Find every line in the records below that contains the word "title", and copy each such line.

--- START ---

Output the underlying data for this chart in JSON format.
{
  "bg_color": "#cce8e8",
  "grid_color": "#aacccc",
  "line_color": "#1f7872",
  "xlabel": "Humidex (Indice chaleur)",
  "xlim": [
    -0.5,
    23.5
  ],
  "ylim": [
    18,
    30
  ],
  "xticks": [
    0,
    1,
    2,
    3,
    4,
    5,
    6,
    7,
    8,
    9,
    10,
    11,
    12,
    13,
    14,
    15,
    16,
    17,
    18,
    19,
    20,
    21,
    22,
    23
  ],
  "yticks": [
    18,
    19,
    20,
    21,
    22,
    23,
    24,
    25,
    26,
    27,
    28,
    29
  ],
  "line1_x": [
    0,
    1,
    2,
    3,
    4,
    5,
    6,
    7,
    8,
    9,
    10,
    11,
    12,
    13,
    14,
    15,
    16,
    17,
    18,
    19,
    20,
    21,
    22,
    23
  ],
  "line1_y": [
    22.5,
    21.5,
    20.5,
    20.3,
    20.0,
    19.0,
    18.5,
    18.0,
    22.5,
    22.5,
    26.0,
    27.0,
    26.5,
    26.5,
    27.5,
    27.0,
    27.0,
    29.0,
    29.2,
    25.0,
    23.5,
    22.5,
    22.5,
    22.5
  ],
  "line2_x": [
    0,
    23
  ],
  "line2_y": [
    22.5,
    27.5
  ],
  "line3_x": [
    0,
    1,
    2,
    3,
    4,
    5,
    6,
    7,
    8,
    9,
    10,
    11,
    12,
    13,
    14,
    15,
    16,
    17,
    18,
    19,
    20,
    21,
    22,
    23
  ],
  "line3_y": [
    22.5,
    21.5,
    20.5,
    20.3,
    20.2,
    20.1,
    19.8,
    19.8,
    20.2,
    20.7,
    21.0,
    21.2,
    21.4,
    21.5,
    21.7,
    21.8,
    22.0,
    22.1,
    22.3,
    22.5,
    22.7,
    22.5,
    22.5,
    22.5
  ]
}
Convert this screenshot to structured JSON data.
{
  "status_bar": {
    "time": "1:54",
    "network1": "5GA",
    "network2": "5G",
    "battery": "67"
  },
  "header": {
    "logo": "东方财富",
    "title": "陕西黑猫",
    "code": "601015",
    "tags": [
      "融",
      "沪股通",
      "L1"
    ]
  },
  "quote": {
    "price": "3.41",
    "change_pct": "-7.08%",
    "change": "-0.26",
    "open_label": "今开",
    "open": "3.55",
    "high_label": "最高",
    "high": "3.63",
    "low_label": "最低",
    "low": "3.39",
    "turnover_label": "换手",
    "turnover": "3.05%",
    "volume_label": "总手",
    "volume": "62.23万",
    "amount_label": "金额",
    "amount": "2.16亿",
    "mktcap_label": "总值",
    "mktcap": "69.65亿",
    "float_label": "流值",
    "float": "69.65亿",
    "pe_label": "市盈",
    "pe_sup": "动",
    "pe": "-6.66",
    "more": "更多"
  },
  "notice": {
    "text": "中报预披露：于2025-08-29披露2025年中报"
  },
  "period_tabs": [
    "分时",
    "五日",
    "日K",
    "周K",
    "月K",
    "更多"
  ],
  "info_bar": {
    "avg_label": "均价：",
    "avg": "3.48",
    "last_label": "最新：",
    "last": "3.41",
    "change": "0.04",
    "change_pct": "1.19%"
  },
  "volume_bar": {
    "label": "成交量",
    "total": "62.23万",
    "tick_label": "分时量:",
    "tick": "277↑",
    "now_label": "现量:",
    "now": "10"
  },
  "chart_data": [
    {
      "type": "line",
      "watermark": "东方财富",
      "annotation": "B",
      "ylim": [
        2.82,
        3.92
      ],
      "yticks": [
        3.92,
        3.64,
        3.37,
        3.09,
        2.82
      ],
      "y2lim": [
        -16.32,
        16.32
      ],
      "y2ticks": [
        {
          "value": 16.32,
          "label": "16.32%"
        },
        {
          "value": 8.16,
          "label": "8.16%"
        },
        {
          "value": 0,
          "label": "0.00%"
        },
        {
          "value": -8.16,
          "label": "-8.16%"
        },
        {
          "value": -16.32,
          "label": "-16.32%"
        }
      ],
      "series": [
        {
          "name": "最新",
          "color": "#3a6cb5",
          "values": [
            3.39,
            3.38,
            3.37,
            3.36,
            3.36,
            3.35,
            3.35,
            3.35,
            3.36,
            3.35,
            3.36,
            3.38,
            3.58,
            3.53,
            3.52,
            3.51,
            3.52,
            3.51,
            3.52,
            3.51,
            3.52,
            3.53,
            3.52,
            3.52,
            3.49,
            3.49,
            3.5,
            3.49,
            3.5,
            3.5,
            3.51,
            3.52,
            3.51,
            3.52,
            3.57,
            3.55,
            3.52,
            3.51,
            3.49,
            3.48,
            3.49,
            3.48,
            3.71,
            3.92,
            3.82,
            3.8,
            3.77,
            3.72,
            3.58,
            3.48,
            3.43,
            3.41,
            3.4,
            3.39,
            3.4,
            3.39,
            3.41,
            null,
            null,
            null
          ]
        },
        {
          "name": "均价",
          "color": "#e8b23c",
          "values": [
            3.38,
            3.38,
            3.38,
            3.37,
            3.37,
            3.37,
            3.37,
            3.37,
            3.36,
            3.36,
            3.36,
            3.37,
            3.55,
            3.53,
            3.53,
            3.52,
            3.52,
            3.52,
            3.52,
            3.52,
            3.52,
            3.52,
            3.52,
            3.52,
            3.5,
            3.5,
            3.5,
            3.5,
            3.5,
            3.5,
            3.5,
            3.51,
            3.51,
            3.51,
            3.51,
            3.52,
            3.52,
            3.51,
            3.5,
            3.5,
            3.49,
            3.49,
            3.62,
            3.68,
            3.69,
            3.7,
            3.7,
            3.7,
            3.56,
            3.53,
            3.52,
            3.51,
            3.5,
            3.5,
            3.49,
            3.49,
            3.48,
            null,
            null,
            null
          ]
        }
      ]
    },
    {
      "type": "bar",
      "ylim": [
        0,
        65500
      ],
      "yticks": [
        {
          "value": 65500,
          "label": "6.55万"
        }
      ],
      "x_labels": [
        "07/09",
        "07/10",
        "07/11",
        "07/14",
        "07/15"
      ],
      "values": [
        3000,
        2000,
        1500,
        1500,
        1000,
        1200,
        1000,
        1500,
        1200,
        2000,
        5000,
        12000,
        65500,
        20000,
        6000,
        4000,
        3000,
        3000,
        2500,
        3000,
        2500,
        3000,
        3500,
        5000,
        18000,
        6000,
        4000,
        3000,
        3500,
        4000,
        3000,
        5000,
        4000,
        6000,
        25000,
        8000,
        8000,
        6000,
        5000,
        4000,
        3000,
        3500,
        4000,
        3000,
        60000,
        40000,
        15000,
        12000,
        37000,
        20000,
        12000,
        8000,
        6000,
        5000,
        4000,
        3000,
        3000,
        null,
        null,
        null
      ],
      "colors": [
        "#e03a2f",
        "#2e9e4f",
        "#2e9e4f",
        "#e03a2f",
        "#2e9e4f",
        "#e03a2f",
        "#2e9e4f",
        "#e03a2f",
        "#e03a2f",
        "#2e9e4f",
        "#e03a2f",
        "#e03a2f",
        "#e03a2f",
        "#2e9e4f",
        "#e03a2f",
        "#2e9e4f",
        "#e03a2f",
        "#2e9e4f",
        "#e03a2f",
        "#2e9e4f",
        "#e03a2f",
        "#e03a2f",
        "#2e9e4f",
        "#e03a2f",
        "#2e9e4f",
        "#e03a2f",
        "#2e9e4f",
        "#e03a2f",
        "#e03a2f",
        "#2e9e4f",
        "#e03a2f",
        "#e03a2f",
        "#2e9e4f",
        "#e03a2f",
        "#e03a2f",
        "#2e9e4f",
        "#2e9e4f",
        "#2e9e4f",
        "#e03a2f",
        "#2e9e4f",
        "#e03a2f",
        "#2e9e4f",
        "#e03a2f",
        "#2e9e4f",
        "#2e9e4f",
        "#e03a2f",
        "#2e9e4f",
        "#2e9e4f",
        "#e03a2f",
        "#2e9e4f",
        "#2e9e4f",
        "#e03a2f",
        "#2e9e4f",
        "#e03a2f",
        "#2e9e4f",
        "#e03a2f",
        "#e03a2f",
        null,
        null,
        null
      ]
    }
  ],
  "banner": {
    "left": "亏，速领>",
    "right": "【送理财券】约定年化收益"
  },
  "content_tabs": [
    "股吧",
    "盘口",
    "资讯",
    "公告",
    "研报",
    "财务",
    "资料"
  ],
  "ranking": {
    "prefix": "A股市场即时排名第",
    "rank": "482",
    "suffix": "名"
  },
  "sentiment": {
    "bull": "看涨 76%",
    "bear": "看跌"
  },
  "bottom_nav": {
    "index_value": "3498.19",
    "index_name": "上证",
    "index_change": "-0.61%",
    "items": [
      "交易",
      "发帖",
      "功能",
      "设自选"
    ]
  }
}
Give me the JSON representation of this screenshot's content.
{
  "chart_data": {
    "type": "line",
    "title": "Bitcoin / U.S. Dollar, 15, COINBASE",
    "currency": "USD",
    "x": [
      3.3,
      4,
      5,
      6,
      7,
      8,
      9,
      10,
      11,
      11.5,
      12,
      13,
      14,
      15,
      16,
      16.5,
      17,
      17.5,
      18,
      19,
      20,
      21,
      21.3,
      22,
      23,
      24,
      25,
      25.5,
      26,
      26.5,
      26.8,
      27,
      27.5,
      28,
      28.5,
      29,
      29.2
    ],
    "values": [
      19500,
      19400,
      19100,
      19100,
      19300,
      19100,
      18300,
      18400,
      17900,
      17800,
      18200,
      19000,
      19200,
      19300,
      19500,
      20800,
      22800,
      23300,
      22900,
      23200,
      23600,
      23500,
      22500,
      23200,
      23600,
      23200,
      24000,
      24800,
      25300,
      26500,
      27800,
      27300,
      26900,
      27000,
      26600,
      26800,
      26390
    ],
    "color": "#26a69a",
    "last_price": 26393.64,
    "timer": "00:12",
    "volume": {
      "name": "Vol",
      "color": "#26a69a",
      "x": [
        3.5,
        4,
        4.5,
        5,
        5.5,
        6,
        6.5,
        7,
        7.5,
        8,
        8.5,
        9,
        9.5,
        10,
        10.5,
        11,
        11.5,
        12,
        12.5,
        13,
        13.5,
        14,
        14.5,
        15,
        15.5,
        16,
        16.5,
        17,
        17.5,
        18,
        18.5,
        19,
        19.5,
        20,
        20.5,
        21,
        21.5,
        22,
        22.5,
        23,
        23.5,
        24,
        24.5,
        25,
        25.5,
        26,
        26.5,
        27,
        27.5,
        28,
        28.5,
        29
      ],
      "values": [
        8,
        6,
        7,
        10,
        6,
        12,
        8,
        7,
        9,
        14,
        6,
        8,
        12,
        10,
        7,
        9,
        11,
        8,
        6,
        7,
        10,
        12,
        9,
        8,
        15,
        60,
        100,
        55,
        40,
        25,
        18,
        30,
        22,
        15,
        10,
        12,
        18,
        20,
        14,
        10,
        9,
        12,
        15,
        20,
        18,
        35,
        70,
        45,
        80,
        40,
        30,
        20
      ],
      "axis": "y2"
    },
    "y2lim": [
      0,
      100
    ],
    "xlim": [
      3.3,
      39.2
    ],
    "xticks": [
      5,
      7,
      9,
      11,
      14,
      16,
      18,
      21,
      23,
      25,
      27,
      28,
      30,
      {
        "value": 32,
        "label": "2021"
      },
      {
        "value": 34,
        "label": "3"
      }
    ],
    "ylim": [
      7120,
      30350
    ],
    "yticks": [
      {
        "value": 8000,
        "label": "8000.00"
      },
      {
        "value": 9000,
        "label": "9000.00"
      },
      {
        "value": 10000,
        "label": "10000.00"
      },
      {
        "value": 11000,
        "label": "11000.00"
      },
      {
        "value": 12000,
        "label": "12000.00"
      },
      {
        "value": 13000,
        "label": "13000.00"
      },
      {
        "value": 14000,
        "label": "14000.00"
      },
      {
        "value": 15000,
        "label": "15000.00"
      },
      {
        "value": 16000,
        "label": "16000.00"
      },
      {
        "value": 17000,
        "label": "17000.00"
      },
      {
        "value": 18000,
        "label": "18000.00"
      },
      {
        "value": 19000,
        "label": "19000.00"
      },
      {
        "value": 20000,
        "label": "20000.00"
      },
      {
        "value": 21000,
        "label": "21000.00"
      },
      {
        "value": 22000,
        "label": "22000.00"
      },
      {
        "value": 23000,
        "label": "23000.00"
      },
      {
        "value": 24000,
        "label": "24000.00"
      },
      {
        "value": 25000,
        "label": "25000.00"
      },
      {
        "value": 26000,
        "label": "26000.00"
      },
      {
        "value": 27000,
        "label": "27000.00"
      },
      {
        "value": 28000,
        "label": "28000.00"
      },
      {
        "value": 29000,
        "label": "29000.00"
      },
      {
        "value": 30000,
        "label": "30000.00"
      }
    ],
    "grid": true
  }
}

--- END ---

**Solution**.
    "title": "陕西黑猫",
    "title": "Bitcoin / U.S. Dollar, 15, COINBASE",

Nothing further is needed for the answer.